[INSTRUCTION] Set down, in full, every record in the block.
━━━━━━━━━━
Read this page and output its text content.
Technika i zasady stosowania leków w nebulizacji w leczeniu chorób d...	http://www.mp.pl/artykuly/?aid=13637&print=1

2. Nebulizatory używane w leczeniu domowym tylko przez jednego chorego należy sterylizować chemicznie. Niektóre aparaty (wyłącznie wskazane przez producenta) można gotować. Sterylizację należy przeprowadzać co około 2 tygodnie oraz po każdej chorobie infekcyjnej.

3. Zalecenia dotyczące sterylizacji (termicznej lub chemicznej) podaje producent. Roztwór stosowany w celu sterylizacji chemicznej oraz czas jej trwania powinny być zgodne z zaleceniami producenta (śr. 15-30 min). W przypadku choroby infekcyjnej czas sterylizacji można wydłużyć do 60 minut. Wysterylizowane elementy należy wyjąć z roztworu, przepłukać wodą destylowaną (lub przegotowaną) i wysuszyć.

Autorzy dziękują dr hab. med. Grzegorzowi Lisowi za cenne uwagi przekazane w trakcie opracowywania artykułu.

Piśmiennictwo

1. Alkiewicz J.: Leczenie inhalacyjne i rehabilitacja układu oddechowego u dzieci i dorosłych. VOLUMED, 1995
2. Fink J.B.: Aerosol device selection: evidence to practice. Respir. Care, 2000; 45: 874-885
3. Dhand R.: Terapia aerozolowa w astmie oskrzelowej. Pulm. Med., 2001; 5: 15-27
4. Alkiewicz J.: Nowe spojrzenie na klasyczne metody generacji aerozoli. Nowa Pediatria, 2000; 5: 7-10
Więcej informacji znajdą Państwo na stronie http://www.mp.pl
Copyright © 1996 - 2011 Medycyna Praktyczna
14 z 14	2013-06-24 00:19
━━━━━━━━━━
[CORRECT RESPONSE]
Read this page and output its text content.
Technika i zasady stosowania leków w nebulizacji w leczeniu chorób d...	http://www.mp.pl/artykuly/?aid=13637&print=1

2. Nebulizatory używane w leczeniu domowym tylko przez jednego chorego należy sterylizować chemicznie. Niektóre aparaty (wyłącznie wskazane przez producenta) można gotować. Sterylizację należy przeprowadzać co około 2 tygodnie oraz po każdej chorobie infekcyjnej.

3. Zalecenia dotyczące sterylizacji (termicznej lub chemicznej) podaje producent. Roztwór stosowany w celu sterylizacji chemicznej oraz czas jej trwania powinny być zgodne z zaleceniami producenta (śr. 15-30 min). W przypadku choroby infekcyjnej czas sterylizacji można wydłużyć do 60 minut. Wysterylizowane elementy należy wyjąć z roztworu, przepłukać wodą destylowaną (lub przegotowaną) i wysuszyć.

Autorzy dziękują dr hab. med. Grzegorzowi Lisowi za cenne uwagi przekazane w trakcie opracowywania artykułu.

Piśmiennictwo

1. Alkiewicz J.: Leczenie inhalacyjne i rehabilitacja układu oddechowego u dzieci i dorosłych. VOLUMED, 1995
2. Fink J.B.: Aerosol device selection: evidence to practice. Respir. Care, 2000; 45: 874-885
3. Dhand R.: Terapia aerozolowa w astmie oskrzelowej. Pulm. Med., 2001; 5: 15-27
4. Alkiewicz J.: Nowe spojrzenie na klasyczne metody generacji aerozoli. Nowa Pediatria, 2000; 5: 7-10
Więcej informacji znajdą Państwo na stronie http://www.mp.pl
Copyright © 1996 - 2011 Medycyna Praktyczna
14 z 14	2013-06-24 00:19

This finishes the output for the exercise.